• _STATED PROBLEM_
Print every entry word for word, but omit the pictures.
[Start LISTING]
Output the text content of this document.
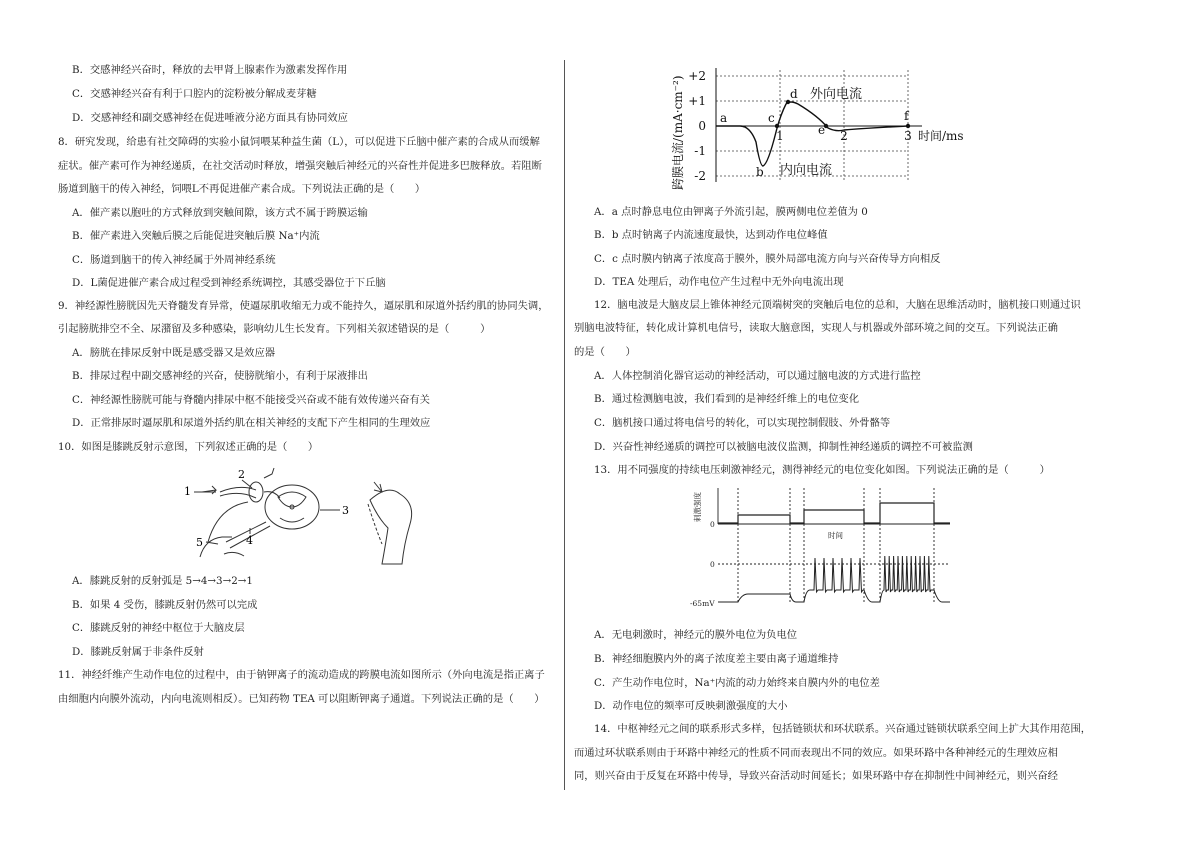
B．交感神经兴奋时，释放的去甲肾上腺素作为激素发挥作用
C．交感神经兴奋有利于口腔内的淀粉被分解成麦芽糖
D．交感神经和副交感神经在促进唾液分泌方面具有协同效应
8．研究发现，给患有社交障碍的实验小鼠饲喂某种益生菌（L），可以促进下丘脑中催产素的合成从而缓解
症状。催产素可作为神经递质，在社交活动时释放，增强突触后神经元的兴奋性并促进多巴胺释放。若阻断
肠道到脑干的传入神经，饲喂L不再促进催产素合成。下列说法正确的是（　　）
A．催产素以胞吐的方式释放到突触间隙，该方式不属于跨膜运输
B．催产素进入突触后膜之后能促进突触后膜 Na⁺内流
C．肠道到脑干的传入神经属于外周神经系统
D．L菌促进催产素合成过程受到神经系统调控，其感受器位于下丘脑
9．神经源性膀胱因先天脊髓发育异常，使逼尿肌收缩无力或不能持久，逼尿肌和尿道外括约肌的协同失调，
引起膀胱排空不全、尿潴留及多种感染，影响幼儿生长发育。下列相关叙述错误的是（　　　）
A．膀胱在排尿反射中既是感受器又是效应器
B．排尿过程中副交感神经的兴奋，使膀胱缩小，有利于尿液排出
C．神经源性膀胱可能与脊髓内排尿中枢不能接受兴奋或不能有效传递兴奋有关
D．正常排尿时逼尿肌和尿道外括约肌在相关神经的支配下产生相同的生理效应
10．如图是膝跳反射示意图，下列叙述正确的是（　　）
1
2
3
4
5
A．膝跳反射的反射弧是 5→4→3→2→1
B．如果 4 受伤，膝跳反射仍然可以完成
C．膝跳反射的神经中枢位于大脑皮层
D．膝跳反射属于非条件反射
11．神经纤维产生动作电位的过程中，由于钠钾离子的流动造成的跨膜电流如图所示（外向电流是指正离子
由细胞内向膜外流动，内向电流则相反）。已知药物 TEA 可以阻断钾离子通道。下列说法正确的是（　　）
+2
+1
0
-1
-2
1	2	3 时间/ms
a
b
c
d
e
f
外向电流
内向电流
跨膜电流/(mA·cm⁻²)
A．a 点时静息电位由钾离子外流引起，膜两侧电位差值为 0
B．b 点时钠离子内流速度最快，达到动作电位峰值
C．c 点时膜内钠离子浓度高于膜外，膜外局部电流方向与兴奋传导方向相反
D．TEA 处理后，动作电位产生过程中无外向电流出现
12．脑电波是大脑皮层上锥体神经元顶端树突的突触后电位的总和，大脑在思维活动时，脑机接口则通过识
别脑电波特征，转化成计算机电信号，读取大脑意图，实现人与机器或外部环境之间的交互。下列说法正确
的是（　　）
A．人体控制消化器官运动的神经活动，可以通过脑电波的方式进行监控
B．通过检测脑电波，我们看到的是神经纤维上的电位变化
C．脑机接口通过将电信号的转化，可以实现控制假肢、外骨骼等
D．兴奋性神经递质的调控可以被脑电波仪监测，抑制性神经递质的调控不可被监测
13．用不同强度的持续电压刺激神经元，测得神经元的电位变化如图。下列说法正确的是（　　　）
刺激强度
0
时间
0
-65mV
A．无电刺激时，神经元的膜外电位为负电位
B．神经细胞膜内外的离子浓度差主要由离子通道维持
C．产生动作电位时，Na⁺内流的动力始终来自膜内外的电位差
D．动作电位的频率可反映刺激强度的大小
14．中枢神经元之间的联系形式多样，包括链锁状和环状联系。兴奋通过链锁状联系空间上扩大其作用范围，
而通过环状联系则由于环路中神经元的性质不同而表现出不同的效应。如果环路中各种神经元的生理效应相
同，则兴奋由于反复在环路中传导，导致兴奋活动时间延长；如果环路中存在抑制性中间神经元，则兴奋经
[End LISTING]
• _FULL RESPONSE_
Output the text content of this document.
B．交感神经兴奋时，释放的去甲肾上腺素作为激素发挥作用
C．交感神经兴奋有利于口腔内的淀粉被分解成麦芽糖
D．交感神经和副交感神经在促进唾液分泌方面具有协同效应
8．研究发现，给患有社交障碍的实验小鼠饲喂某种益生菌（L），可以促进下丘脑中催产素的合成从而缓解
症状。催产素可作为神经递质，在社交活动时释放，增强突触后神经元的兴奋性并促进多巴胺释放。若阻断
肠道到脑干的传入神经，饲喂L不再促进催产素合成。下列说法正确的是（　　）
A．催产素以胞吐的方式释放到突触间隙，该方式不属于跨膜运输
B．催产素进入突触后膜之后能促进突触后膜 Na⁺内流
C．肠道到脑干的传入神经属于外周神经系统
D．L菌促进催产素合成过程受到神经系统调控，其感受器位于下丘脑
9．神经源性膀胱因先天脊髓发育异常，使逼尿肌收缩无力或不能持久，逼尿肌和尿道外括约肌的协同失调，
引起膀胱排空不全、尿潴留及多种感染，影响幼儿生长发育。下列相关叙述错误的是（　　　）
A．膀胱在排尿反射中既是感受器又是效应器
B．排尿过程中副交感神经的兴奋，使膀胱缩小，有利于尿液排出
C．神经源性膀胱可能与脊髓内排尿中枢不能接受兴奋或不能有效传递兴奋有关
D．正常排尿时逼尿肌和尿道外括约肌在相关神经的支配下产生相同的生理效应
10．如图是膝跳反射示意图，下列叙述正确的是（　　）
1
2
3
4
5
A．膝跳反射的反射弧是 5→4→3→2→1
B．如果 4 受伤，膝跳反射仍然可以完成
C．膝跳反射的神经中枢位于大脑皮层
D．膝跳反射属于非条件反射
11．神经纤维产生动作电位的过程中，由于钠钾离子的流动造成的跨膜电流如图所示（外向电流是指正离子
由细胞内向膜外流动，内向电流则相反）。已知药物 TEA 可以阻断钾离子通道。下列说法正确的是（　　）
+2
+1
0
-1
-2
1	2	3 时间/ms
a
b
c
d
e
f
外向电流
内向电流
跨膜电流/(mA·cm⁻²)
A．a 点时静息电位由钾离子外流引起，膜两侧电位差值为 0
B．b 点时钠离子内流速度最快，达到动作电位峰值
C．c 点时膜内钠离子浓度高于膜外，膜外局部电流方向与兴奋传导方向相反
D．TEA 处理后，动作电位产生过程中无外向电流出现
12．脑电波是大脑皮层上锥体神经元顶端树突的突触后电位的总和，大脑在思维活动时，脑机接口则通过识
别脑电波特征，转化成计算机电信号，读取大脑意图，实现人与机器或外部环境之间的交互。下列说法正确
的是（　　）
A．人体控制消化器官运动的神经活动，可以通过脑电波的方式进行监控
B．通过检测脑电波，我们看到的是神经纤维上的电位变化
C．脑机接口通过将电信号的转化，可以实现控制假肢、外骨骼等
D．兴奋性神经递质的调控可以被脑电波仪监测，抑制性神经递质的调控不可被监测
13．用不同强度的持续电压刺激神经元，测得神经元的电位变化如图。下列说法正确的是（　　　）
刺激强度
0
时间
0
-65mV
A．无电刺激时，神经元的膜外电位为负电位
B．神经细胞膜内外的离子浓度差主要由离子通道维持
C．产生动作电位时，Na⁺内流的动力始终来自膜内外的电位差
D．动作电位的频率可反映刺激强度的大小
14．中枢神经元之间的联系形式多样，包括链锁状和环状联系。兴奋通过链锁状联系空间上扩大其作用范围，
而通过环状联系则由于环路中神经元的性质不同而表现出不同的效应。如果环路中各种神经元的生理效应相
同，则兴奋由于反复在环路中传导，导致兴奋活动时间延长；如果环路中存在抑制性中间神经元，则兴奋经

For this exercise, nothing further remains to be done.